*Provided text:*

^^^^

This Moist Lemon Pound Cake is a delicious combination of sweet and tart. Made with fresh lemons, you’re going to love this dense and flavorful dessert.
For other amazing desserts, try this Berry Chantilly cake and cream cheese danish (VIDEO), too.
Table Of Contents
Lemon Pound Cake Details
This recipe makes the moistest lemon pound cake! You’ll be coming back for seconds before you know it!
- Taste: Every bite of this lemon loaf is bursting with zesty lemon flavor and topped with sweet and tangy icing.
- Texture: Its super MOIST! It’s honestly the best part about this recipe. The crumb is so soft, it just melts in your mouth. If this is your type of dessert, you’ll love the moistness of cranberry orange bundt cake and strawberry bundt cake as well.

^^^^

[Collected data]
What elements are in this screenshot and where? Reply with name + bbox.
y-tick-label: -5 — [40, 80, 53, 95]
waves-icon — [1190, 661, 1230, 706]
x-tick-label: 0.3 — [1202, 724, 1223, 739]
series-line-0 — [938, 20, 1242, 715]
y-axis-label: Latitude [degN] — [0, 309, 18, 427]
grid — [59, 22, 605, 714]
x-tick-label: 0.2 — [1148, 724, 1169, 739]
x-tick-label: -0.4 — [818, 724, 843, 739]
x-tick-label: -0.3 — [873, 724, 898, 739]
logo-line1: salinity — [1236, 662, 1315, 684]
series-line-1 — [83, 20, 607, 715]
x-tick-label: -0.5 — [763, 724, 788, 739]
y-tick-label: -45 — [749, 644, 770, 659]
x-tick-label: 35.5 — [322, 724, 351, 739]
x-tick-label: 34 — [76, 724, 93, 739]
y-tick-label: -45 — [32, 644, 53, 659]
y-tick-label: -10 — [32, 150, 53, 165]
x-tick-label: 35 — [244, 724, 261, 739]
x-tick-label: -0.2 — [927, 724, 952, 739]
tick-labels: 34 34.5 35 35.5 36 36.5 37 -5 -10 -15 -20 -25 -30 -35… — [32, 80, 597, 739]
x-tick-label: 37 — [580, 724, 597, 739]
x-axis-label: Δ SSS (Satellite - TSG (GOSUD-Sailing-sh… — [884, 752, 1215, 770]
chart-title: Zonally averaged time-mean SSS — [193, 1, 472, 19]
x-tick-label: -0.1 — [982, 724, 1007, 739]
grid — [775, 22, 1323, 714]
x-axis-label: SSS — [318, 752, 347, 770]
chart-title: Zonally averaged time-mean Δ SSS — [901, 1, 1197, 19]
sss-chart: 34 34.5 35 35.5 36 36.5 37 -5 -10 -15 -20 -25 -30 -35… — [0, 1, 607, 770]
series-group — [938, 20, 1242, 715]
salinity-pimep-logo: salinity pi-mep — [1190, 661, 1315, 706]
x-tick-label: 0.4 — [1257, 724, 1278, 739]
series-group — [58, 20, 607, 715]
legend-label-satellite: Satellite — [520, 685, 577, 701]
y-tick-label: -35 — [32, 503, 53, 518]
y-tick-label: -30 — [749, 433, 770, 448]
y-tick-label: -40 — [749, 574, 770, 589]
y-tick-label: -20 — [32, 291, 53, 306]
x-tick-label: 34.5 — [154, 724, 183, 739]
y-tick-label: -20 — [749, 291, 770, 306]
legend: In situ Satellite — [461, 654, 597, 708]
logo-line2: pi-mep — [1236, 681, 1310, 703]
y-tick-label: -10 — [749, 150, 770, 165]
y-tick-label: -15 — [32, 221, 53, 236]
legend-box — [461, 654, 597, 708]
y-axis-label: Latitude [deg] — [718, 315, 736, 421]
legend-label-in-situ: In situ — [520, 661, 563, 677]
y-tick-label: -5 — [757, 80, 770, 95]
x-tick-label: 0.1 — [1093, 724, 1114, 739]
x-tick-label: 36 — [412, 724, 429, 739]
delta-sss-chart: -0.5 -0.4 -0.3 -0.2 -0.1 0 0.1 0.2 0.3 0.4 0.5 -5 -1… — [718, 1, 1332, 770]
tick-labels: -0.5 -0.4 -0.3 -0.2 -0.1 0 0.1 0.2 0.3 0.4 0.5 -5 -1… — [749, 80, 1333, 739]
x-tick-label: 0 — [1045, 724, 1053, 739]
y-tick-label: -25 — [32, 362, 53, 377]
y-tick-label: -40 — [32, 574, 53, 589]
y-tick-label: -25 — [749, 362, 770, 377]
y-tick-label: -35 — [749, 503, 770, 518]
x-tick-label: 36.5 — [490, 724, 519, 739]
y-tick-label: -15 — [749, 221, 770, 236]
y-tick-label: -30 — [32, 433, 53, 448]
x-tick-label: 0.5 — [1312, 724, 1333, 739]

^^^^

*What to do:* In the lemon pound cake recipe, what is the lemon loaf topped with?

*Task output:* Sweet and tangy icing.